### Entries shown

- - - -

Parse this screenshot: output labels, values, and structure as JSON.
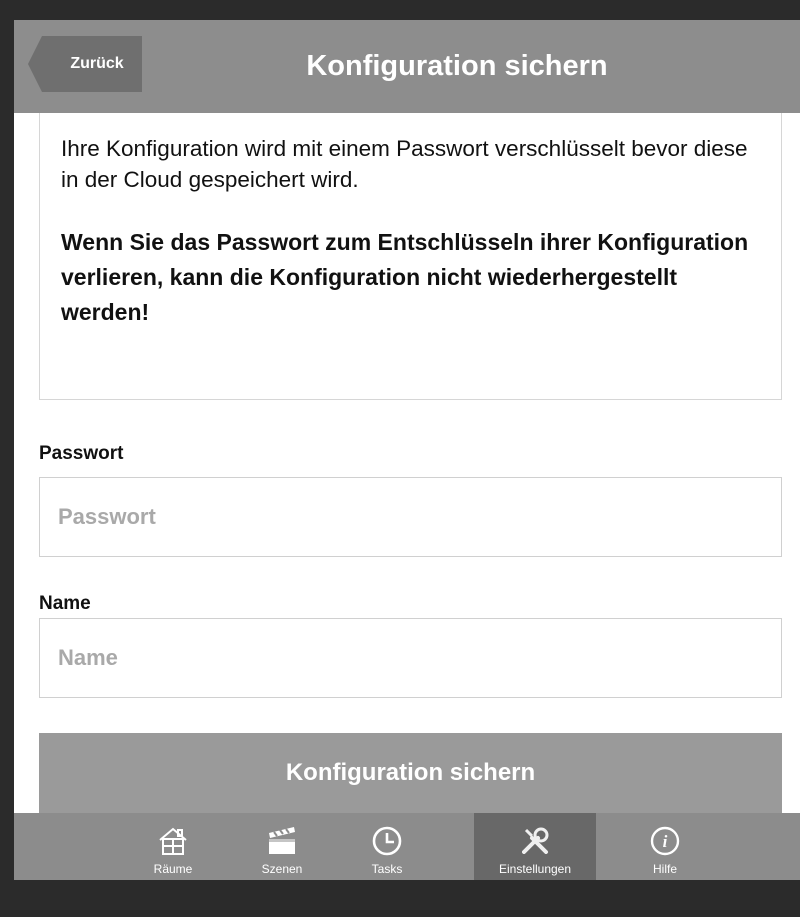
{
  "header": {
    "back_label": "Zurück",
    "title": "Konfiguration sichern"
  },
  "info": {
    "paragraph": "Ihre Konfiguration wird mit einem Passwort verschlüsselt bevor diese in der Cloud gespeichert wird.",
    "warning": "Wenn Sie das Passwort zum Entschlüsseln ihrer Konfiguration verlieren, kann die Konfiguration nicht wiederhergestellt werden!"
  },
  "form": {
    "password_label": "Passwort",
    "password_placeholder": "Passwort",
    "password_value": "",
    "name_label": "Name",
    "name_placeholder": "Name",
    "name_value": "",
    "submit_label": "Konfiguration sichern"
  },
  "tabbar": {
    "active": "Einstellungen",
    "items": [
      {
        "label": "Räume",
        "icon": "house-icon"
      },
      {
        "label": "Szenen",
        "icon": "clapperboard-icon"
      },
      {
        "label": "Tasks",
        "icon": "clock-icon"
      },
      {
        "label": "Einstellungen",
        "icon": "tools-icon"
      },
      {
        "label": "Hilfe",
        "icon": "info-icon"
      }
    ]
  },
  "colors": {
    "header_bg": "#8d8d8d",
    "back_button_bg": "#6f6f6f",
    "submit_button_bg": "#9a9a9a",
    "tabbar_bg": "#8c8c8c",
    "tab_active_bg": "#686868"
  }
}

- - - -

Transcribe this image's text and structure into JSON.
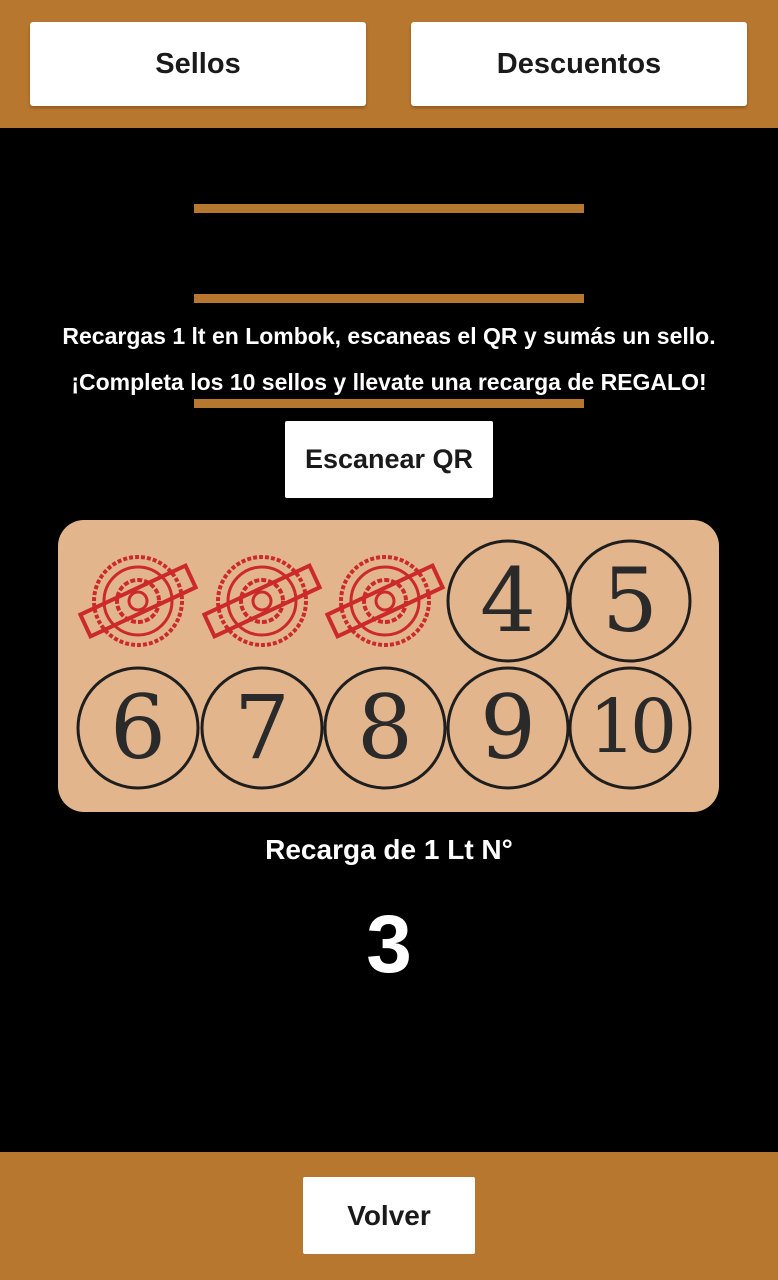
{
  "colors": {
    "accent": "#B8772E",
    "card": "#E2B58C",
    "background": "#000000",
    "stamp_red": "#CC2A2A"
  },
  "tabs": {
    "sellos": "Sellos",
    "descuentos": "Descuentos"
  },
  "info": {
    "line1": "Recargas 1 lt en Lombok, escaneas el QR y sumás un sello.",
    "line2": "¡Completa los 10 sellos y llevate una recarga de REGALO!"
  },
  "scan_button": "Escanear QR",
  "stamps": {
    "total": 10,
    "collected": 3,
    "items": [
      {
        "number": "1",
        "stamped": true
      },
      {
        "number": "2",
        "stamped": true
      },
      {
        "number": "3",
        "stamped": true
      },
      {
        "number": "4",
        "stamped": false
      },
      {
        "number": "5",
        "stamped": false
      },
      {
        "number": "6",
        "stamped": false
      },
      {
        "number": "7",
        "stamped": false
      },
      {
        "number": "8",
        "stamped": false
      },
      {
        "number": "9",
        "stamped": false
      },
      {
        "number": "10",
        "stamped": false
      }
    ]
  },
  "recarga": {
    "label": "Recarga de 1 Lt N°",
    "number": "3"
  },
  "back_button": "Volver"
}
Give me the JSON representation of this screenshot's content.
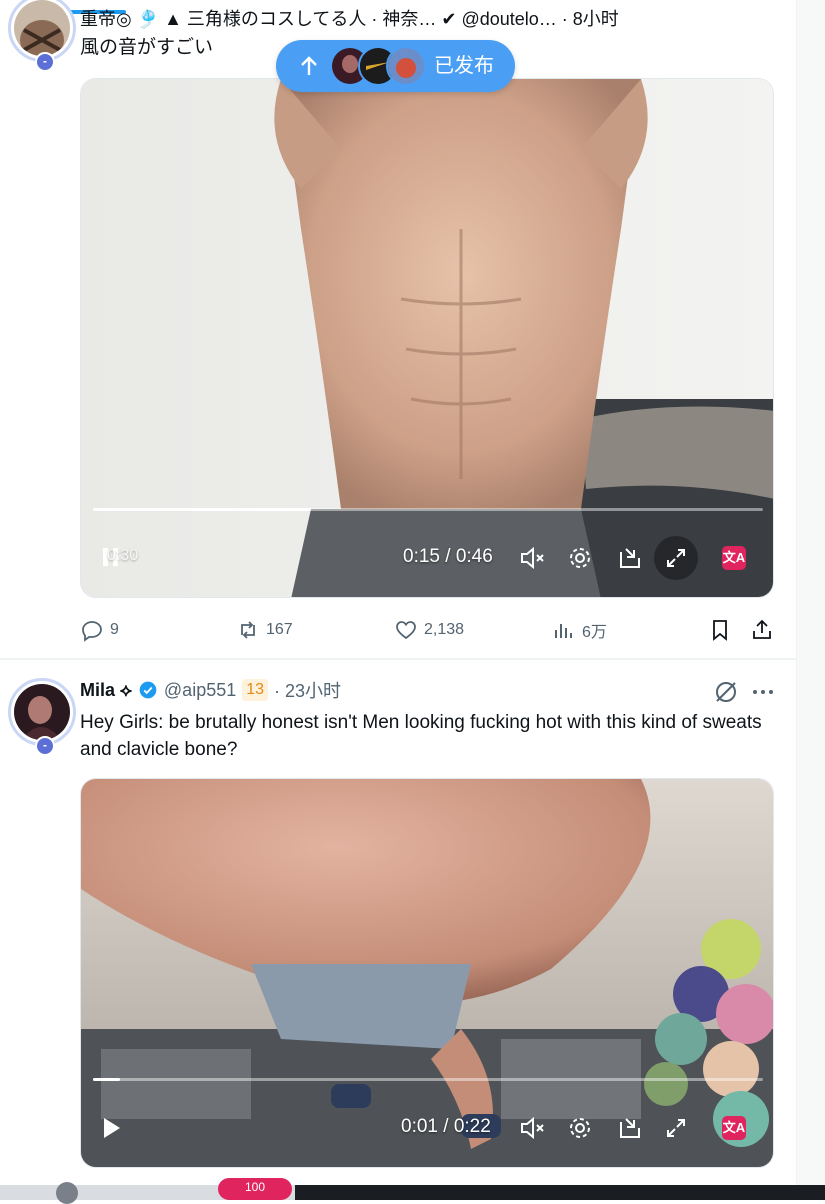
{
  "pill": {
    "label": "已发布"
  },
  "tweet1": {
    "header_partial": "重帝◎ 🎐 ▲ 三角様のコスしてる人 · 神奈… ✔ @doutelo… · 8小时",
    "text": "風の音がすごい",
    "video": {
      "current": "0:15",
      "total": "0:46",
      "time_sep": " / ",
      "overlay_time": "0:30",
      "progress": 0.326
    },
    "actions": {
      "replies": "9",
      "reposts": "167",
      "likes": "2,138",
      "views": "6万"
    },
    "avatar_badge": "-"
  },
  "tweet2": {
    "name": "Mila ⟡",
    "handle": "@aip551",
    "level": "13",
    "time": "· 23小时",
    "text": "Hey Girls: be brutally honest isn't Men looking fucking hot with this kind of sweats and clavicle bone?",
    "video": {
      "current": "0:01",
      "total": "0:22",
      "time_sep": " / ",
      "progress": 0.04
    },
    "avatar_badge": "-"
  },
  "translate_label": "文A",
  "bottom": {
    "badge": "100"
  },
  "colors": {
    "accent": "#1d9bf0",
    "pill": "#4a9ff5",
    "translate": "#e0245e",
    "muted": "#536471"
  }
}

- - - -

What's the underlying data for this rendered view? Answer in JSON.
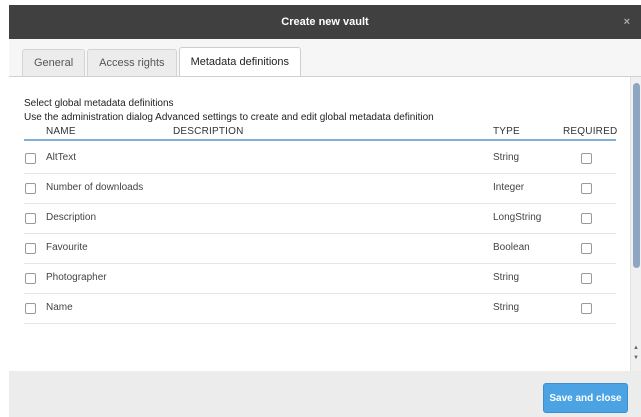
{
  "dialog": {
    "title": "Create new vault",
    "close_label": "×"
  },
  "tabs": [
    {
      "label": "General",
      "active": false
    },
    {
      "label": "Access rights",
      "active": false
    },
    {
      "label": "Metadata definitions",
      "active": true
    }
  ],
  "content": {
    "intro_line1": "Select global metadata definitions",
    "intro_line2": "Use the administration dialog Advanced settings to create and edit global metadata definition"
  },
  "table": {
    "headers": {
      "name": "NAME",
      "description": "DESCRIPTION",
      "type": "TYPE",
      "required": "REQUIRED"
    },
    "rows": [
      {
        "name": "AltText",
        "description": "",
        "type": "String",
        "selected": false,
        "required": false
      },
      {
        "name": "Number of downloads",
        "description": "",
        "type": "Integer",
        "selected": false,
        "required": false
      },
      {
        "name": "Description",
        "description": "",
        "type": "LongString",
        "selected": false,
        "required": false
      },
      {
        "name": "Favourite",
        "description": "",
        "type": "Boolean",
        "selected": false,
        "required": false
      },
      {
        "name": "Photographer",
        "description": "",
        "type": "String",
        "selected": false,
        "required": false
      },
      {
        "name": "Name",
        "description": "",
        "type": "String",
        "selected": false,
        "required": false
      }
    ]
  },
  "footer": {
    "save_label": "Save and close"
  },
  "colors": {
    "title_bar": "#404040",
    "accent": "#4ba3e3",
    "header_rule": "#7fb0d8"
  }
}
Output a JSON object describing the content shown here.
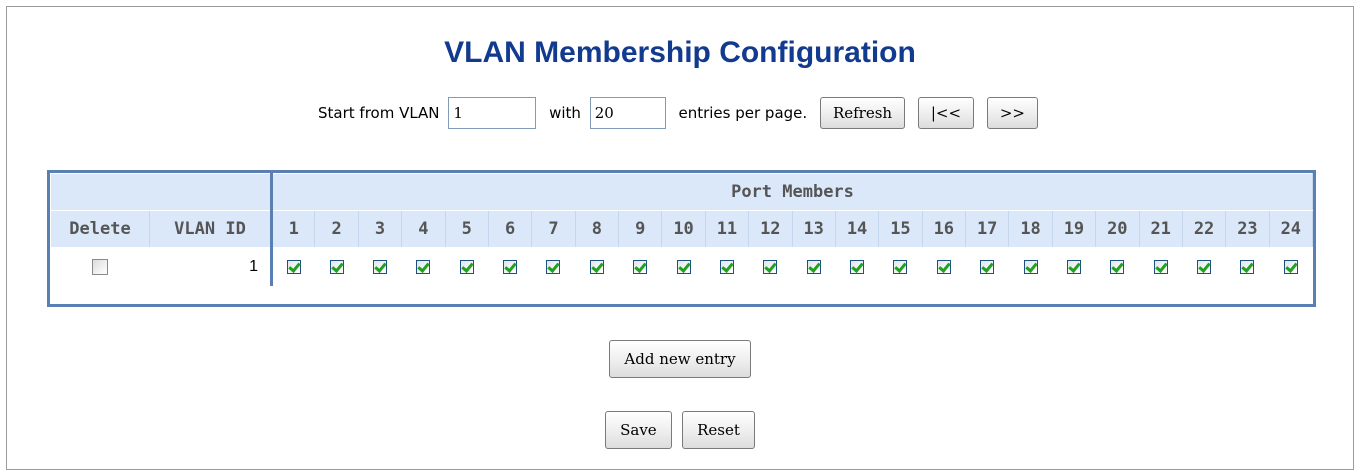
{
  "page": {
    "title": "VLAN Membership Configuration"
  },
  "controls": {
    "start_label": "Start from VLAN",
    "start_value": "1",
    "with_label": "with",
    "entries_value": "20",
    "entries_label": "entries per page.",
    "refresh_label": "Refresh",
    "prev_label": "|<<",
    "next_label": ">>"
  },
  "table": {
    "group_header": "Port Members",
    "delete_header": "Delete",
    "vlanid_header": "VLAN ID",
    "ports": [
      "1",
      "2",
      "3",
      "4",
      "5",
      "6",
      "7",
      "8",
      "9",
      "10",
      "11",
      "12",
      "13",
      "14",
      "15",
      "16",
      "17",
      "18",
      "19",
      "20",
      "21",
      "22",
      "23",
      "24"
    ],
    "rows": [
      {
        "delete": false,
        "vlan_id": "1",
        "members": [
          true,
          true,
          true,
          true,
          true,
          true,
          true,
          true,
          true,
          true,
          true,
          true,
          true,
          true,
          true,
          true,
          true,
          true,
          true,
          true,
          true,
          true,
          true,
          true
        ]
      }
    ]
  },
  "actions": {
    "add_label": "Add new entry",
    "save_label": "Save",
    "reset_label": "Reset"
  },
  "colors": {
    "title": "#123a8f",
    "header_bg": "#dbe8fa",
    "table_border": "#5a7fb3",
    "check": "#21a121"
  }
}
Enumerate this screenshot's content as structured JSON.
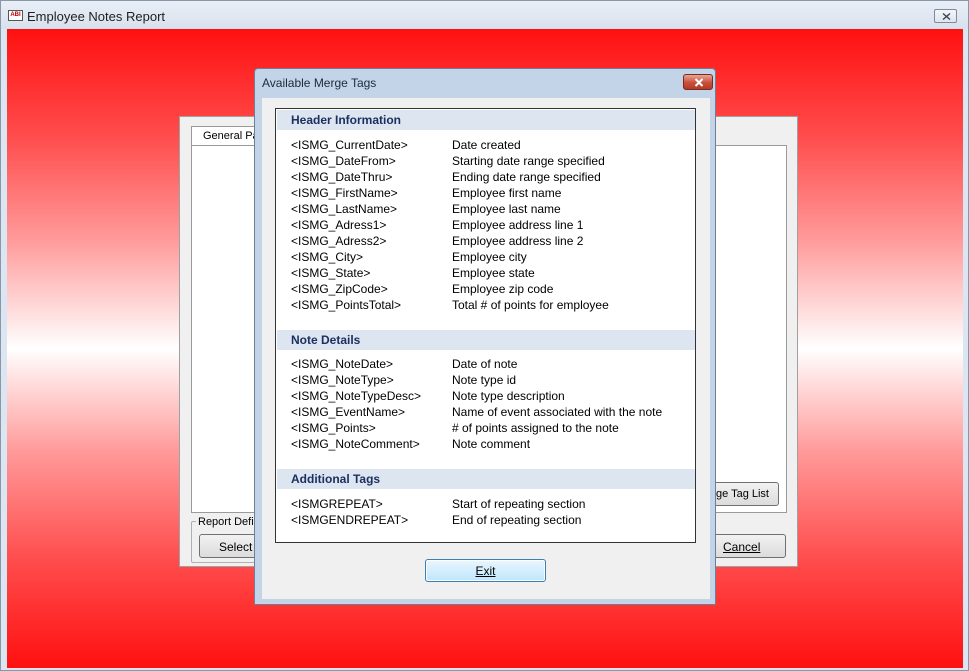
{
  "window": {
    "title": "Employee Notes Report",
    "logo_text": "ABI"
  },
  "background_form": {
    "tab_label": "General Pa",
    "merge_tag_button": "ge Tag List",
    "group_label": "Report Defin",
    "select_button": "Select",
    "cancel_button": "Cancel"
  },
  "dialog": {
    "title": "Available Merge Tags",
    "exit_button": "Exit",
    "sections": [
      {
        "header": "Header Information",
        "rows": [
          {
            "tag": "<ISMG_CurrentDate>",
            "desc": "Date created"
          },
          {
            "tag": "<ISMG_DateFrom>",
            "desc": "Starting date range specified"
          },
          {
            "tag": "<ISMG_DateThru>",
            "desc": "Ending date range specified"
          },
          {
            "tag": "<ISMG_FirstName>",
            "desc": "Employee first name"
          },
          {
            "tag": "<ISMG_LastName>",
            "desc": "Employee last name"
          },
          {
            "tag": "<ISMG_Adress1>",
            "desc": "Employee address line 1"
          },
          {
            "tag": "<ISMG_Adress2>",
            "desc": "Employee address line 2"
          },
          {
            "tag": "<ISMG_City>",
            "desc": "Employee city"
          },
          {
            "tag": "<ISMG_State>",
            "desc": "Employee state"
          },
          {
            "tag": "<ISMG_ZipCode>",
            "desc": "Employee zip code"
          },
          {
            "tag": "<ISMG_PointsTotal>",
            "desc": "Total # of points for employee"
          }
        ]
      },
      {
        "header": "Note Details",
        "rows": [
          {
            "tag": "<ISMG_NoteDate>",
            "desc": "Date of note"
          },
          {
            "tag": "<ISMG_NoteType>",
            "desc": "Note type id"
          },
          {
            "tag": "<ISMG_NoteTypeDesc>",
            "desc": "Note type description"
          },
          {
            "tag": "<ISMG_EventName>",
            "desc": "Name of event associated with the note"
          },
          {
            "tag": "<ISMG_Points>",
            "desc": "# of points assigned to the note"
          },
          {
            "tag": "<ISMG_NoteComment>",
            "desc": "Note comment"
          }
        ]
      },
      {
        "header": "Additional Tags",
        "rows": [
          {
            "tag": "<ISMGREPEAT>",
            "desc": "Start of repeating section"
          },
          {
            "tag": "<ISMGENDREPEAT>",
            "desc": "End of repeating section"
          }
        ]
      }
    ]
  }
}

- - - -

### Work to be completed
Leave out every line without the string "accent" and copy the rest.

### Full response
    "accent": "#B8772E",
    "accent": "#1d9bf0",
    "accent": "#4ba3e3",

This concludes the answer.